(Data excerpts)

------------------------------------------------------------

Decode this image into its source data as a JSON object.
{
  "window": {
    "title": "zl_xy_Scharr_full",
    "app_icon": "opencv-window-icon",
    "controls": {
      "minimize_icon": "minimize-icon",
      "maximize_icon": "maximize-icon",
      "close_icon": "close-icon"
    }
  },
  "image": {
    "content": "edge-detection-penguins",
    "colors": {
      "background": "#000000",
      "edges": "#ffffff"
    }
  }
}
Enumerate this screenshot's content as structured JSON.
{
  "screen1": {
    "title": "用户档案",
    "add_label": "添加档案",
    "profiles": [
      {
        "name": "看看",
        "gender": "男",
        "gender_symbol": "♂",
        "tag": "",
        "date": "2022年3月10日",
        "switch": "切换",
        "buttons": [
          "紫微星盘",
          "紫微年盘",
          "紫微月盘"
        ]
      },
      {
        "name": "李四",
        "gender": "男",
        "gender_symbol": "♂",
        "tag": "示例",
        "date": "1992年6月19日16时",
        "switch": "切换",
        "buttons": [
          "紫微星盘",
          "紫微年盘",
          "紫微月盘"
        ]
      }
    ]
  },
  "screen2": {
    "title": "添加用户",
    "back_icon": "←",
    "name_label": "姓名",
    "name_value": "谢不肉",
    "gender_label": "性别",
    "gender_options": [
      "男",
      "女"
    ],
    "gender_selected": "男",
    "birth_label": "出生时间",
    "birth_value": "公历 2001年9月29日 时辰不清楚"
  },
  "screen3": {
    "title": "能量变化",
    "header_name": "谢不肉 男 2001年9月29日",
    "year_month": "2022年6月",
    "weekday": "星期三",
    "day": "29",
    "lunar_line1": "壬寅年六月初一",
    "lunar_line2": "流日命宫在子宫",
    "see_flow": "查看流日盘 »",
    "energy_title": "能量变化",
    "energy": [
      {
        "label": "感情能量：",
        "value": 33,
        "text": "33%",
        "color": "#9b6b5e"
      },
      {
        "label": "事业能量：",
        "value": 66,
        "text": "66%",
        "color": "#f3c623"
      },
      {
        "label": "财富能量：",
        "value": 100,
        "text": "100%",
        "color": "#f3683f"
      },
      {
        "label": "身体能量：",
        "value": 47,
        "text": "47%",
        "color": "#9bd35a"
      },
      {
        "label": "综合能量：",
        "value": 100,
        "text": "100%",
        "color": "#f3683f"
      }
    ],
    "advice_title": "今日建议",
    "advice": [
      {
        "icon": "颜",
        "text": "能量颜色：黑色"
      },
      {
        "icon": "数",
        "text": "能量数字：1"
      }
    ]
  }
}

------------------------------------------------------------

Your goal
Copy out every line with the word "this".

Finished task
Decode this image into its source data as a JSON object.
Enumerate this screenshot's content as structured JSON.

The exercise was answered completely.